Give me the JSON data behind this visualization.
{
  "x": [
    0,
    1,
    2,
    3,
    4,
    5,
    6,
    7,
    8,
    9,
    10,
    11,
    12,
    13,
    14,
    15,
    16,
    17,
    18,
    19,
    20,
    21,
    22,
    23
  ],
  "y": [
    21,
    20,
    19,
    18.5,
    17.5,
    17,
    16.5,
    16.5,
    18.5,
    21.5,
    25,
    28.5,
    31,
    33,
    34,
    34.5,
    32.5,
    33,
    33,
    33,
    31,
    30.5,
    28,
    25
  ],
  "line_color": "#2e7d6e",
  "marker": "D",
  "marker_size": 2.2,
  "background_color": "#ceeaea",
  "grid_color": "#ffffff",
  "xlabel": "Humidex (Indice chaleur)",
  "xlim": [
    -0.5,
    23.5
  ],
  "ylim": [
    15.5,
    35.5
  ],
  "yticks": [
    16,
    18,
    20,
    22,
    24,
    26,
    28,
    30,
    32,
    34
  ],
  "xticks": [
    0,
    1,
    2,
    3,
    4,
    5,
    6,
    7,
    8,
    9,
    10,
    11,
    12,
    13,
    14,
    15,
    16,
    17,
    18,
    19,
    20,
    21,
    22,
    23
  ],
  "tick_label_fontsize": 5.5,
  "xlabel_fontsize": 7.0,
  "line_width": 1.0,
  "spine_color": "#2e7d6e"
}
========
Problem description >>
Reproduce each entry word for word.

Result of this exercise >>
Give me the JSON data behind this visualization.
{
  "x": [
    0,
    1,
    2,
    3,
    4,
    5,
    6,
    7,
    8,
    9,
    10,
    11,
    12,
    13,
    14,
    15,
    16,
    17,
    18,
    19,
    20,
    21,
    22,
    23
  ],
  "y": [
    21,
    20,
    19,
    18.5,
    17.5,
    17,
    16.5,
    16.5,
    18.5,
    21.5,
    25,
    28.5,
    31,
    33,
    34,
    34.5,
    32.5,
    33,
    33,
    33,
    31,
    30.5,
    28,
    25
  ],
  "line_color": "#2e7d6e",
  "marker": "D",
  "marker_size": 2.2,
  "background_color": "#ceeaea",
  "grid_color": "#ffffff",
  "xlabel": "Humidex (Indice chaleur)",
  "xlim": [
    -0.5,
    23.5
  ],
  "ylim": [
    15.5,
    35.5
  ],
  "yticks": [
    16,
    18,
    20,
    22,
    24,
    26,
    28,
    30,
    32,
    34
  ],
  "xticks": [
    0,
    1,
    2,
    3,
    4,
    5,
    6,
    7,
    8,
    9,
    10,
    11,
    12,
    13,
    14,
    15,
    16,
    17,
    18,
    19,
    20,
    21,
    22,
    23
  ],
  "tick_label_fontsize": 5.5,
  "xlabel_fontsize": 7.0,
  "line_width": 1.0,
  "spine_color": "#2e7d6e"
}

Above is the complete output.